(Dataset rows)
****************
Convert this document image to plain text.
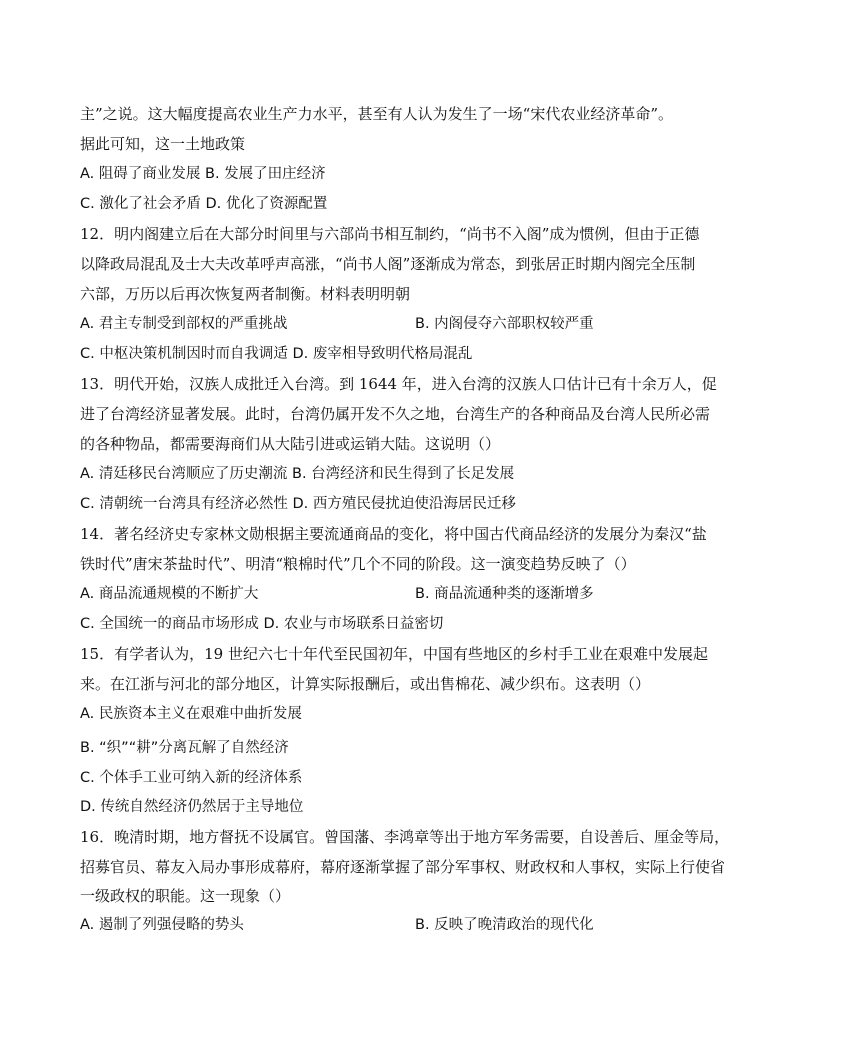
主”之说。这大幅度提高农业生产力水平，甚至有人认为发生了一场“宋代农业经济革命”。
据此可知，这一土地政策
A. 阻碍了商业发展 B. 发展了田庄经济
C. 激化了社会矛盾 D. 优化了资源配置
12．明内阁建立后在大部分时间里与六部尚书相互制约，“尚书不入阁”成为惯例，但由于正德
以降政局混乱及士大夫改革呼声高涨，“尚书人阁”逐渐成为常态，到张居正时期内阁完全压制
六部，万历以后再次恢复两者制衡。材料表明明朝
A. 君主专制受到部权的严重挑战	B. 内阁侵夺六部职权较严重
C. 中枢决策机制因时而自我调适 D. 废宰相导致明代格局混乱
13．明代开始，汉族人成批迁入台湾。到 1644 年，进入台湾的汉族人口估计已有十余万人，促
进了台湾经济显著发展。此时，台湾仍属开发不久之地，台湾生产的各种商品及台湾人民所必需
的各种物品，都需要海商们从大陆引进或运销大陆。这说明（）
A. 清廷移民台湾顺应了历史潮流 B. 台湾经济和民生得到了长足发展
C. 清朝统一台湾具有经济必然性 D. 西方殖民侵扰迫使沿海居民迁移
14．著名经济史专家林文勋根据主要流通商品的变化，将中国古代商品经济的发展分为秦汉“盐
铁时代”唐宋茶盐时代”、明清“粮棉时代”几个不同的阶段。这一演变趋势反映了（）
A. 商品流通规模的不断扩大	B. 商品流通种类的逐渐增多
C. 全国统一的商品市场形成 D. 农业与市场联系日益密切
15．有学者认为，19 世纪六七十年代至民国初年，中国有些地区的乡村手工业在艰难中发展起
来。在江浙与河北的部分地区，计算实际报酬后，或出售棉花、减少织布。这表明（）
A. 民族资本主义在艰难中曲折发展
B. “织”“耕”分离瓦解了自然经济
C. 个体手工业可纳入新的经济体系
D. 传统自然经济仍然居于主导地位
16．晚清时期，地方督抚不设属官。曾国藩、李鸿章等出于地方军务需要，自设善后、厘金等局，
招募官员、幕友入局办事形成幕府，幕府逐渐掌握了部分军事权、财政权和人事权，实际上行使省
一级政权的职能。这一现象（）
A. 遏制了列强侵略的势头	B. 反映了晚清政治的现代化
****************
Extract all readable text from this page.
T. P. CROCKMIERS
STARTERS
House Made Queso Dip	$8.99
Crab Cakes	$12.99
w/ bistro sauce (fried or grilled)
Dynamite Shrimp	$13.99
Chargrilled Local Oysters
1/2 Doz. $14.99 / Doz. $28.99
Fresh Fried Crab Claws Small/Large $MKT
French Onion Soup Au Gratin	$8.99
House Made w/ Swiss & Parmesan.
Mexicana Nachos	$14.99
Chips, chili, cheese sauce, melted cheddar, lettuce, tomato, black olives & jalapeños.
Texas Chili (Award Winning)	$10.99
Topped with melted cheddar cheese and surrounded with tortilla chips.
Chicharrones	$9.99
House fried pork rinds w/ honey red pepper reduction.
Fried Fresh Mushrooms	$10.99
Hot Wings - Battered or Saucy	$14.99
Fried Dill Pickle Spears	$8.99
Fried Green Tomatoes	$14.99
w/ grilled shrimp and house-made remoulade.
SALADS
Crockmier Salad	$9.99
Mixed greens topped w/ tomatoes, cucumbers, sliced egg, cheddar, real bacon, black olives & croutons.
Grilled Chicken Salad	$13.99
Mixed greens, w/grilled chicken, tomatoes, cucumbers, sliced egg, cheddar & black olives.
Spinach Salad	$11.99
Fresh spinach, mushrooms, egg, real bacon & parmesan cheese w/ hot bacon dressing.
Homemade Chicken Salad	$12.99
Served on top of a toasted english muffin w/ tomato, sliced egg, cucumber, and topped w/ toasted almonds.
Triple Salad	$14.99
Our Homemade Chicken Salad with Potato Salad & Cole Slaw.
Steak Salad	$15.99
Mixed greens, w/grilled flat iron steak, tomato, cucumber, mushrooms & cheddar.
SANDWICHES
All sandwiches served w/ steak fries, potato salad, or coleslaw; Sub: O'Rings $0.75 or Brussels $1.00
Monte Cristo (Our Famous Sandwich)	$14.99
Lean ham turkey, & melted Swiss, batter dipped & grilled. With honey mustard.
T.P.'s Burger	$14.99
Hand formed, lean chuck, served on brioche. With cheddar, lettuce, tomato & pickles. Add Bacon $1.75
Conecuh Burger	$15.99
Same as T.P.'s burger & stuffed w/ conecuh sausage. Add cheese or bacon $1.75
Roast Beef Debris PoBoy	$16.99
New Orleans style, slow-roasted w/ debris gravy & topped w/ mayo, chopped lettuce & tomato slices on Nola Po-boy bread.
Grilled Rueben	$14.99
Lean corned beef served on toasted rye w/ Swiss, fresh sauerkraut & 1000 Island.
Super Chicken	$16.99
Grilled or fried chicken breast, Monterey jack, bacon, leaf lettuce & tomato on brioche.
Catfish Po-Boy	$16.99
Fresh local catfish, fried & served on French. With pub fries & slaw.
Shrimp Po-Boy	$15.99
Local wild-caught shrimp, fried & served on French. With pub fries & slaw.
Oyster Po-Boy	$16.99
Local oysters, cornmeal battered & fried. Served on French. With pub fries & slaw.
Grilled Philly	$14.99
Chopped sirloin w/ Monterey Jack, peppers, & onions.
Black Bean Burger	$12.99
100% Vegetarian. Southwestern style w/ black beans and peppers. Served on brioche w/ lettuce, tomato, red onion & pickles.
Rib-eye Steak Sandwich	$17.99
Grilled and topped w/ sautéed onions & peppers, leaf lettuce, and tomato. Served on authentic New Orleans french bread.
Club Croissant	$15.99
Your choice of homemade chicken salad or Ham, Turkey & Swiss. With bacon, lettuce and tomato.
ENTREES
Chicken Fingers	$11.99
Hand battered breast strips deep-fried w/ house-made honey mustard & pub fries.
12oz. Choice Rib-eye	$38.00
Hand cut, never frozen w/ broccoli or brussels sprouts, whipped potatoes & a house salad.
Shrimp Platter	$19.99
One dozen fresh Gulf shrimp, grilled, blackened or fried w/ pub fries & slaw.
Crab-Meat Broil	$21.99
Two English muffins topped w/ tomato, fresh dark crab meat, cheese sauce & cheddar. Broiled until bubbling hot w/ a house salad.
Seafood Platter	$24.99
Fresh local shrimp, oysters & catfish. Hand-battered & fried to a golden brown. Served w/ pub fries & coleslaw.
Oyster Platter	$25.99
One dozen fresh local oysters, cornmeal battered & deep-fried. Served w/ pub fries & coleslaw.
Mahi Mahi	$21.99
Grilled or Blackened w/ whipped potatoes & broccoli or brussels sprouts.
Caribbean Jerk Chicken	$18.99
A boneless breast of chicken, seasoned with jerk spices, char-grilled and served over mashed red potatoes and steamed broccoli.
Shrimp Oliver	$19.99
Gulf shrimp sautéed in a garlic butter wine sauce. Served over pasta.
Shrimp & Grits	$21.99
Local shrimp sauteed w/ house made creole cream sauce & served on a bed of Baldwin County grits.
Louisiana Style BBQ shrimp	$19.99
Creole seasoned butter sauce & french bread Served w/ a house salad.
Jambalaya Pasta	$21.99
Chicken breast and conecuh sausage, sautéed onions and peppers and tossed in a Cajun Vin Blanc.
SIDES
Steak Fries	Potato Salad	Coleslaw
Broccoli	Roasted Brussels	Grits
****************
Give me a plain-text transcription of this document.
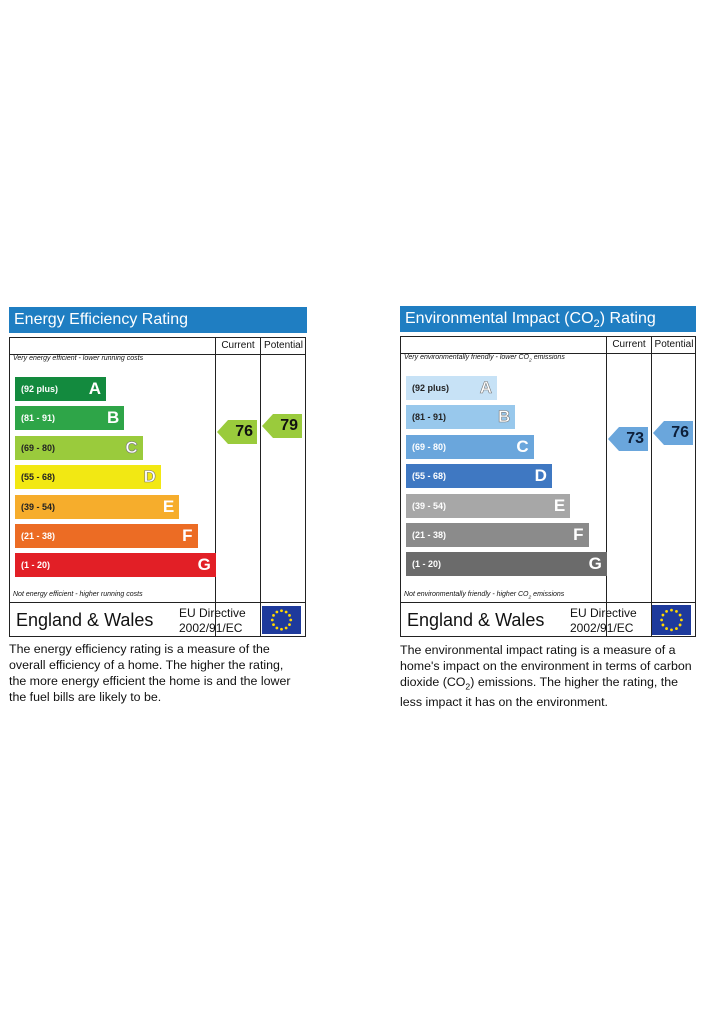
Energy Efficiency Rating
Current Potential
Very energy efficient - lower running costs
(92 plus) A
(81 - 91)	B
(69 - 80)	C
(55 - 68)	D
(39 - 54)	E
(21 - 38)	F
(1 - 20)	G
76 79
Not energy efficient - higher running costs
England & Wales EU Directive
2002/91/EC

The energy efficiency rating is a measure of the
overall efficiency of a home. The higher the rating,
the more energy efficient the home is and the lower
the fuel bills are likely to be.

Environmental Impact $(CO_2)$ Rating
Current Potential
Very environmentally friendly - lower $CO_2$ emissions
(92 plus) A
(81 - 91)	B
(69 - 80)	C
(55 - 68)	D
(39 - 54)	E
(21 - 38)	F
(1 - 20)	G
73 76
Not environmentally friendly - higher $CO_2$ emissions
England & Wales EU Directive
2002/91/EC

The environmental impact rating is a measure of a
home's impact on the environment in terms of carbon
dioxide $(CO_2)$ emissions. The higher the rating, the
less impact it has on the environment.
****************
- [PROBLEM TO SOLVE] Go through the material above and copy each line that has the word "bread".

- [COMPLETE RESPONSE]
New Orleans style, slow-roasted w/ debris gravy & topped w/ mayo, chopped lettuce & tomato slices on Nola Po-boy bread.
Grilled and topped w/ sautéed onions & peppers, leaf lettuce, and tomato. Served on authentic New Orleans french bread.
Creole seasoned butter sauce & french bread Served w/ a house salad.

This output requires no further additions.